===== EXERCISE INPUT

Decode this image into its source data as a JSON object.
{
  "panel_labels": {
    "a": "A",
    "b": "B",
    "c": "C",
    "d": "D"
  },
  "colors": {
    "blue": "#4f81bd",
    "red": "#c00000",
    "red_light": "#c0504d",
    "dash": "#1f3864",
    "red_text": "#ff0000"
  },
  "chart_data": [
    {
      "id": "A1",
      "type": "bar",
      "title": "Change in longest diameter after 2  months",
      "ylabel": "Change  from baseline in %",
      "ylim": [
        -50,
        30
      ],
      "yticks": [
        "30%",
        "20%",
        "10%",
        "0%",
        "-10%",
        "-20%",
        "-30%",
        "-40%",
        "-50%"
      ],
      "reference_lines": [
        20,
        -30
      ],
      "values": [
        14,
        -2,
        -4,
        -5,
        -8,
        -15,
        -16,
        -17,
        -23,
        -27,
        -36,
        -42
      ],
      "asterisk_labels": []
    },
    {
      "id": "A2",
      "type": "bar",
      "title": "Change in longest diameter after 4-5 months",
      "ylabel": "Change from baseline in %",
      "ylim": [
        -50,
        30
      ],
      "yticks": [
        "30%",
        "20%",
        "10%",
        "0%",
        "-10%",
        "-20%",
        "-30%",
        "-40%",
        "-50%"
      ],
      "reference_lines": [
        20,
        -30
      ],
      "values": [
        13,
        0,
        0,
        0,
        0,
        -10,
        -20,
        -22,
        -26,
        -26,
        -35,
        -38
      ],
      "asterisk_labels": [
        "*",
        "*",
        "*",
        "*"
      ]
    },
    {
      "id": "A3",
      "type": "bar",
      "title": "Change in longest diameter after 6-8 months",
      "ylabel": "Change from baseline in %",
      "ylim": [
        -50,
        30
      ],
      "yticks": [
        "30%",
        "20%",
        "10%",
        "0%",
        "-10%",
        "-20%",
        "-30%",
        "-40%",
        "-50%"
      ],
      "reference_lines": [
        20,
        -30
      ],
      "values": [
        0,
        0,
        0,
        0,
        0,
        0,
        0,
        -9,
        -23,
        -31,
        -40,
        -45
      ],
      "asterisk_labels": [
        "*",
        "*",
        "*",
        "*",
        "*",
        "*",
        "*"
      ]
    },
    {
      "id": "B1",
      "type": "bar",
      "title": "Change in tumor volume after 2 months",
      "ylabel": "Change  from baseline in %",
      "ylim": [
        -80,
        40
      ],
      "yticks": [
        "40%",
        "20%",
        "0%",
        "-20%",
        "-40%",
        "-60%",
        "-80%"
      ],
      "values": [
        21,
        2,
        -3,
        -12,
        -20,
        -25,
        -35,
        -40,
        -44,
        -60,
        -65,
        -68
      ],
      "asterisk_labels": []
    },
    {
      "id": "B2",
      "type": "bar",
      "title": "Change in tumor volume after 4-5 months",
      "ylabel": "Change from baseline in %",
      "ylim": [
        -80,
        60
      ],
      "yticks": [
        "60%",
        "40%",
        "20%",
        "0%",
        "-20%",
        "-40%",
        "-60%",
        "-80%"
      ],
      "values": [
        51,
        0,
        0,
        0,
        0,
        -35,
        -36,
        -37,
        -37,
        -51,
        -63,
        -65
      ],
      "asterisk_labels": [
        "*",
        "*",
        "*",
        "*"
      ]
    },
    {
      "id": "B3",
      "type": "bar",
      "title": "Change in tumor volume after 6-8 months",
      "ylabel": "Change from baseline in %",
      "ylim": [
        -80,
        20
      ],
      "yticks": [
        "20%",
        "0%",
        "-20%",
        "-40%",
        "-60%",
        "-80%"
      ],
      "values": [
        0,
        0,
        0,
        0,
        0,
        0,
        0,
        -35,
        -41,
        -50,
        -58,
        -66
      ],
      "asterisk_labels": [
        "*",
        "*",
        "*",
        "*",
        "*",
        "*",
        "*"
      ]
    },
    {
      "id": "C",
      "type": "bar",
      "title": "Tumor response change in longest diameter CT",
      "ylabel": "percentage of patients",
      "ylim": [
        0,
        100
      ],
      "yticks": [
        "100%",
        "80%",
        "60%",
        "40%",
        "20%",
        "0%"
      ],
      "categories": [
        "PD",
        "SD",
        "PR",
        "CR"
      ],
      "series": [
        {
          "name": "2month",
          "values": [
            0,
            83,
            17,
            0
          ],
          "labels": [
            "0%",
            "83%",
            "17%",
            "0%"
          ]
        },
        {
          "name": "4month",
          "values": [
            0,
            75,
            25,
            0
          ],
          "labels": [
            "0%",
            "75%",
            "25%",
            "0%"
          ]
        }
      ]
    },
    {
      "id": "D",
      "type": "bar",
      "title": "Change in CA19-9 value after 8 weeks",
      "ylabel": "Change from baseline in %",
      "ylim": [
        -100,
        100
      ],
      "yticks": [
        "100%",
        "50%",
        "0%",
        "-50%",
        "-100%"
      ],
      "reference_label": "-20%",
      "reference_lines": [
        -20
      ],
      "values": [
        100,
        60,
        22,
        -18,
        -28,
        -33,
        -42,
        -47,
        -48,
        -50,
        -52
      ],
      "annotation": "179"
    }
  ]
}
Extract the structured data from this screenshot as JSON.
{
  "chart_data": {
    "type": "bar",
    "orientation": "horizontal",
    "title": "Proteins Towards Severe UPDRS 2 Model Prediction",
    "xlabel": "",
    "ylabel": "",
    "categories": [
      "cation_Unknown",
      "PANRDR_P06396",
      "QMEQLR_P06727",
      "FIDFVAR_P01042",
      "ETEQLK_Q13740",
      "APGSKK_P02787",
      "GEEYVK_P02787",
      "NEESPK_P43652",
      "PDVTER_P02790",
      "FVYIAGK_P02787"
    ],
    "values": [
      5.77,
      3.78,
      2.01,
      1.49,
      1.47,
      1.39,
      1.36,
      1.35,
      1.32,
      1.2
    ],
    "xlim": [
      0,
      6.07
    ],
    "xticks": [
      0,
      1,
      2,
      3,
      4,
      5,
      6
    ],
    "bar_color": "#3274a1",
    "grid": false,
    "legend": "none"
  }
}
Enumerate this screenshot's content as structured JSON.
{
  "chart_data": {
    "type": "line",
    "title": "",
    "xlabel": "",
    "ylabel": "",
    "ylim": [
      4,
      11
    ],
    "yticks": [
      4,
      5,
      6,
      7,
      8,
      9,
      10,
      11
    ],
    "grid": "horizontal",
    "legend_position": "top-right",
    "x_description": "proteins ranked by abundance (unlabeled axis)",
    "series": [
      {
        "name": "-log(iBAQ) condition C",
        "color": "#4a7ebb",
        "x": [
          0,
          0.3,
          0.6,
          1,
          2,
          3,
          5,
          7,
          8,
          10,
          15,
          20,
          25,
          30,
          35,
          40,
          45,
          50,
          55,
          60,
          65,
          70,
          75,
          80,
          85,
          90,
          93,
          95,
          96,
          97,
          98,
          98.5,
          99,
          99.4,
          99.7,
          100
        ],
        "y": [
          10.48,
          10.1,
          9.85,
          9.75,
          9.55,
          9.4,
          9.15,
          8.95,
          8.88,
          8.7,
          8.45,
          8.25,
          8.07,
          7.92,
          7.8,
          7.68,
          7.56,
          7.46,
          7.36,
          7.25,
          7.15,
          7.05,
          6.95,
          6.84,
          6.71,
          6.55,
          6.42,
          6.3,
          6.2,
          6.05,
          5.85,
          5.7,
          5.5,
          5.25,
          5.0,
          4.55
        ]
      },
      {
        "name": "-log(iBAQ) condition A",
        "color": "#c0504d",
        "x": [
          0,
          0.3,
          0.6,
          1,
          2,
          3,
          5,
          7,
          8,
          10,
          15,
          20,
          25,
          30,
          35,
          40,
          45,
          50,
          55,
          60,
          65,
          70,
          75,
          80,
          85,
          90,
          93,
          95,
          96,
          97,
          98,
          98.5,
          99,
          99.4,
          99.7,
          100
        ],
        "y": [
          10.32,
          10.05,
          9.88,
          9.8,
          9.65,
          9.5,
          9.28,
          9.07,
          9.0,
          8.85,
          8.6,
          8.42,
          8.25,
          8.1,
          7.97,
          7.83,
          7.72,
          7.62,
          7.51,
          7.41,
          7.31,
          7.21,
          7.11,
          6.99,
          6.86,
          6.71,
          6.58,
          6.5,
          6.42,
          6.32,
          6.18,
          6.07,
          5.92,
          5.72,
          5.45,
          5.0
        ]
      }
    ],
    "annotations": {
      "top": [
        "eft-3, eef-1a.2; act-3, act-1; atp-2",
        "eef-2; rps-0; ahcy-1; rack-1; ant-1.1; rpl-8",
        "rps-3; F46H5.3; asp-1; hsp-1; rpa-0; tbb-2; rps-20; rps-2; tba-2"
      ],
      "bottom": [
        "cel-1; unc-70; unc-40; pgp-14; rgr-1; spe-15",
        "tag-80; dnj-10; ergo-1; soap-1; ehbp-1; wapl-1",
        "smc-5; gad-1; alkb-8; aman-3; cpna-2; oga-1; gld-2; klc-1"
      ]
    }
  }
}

==========

> TASK DETAILS: In the entries above, identify each line that includes the string "iBAQ", then copy it.

> ANSWER TO THE PROBLEM:
        "name": "-log(iBAQ) condition C",
        "name": "-log(iBAQ) condition A",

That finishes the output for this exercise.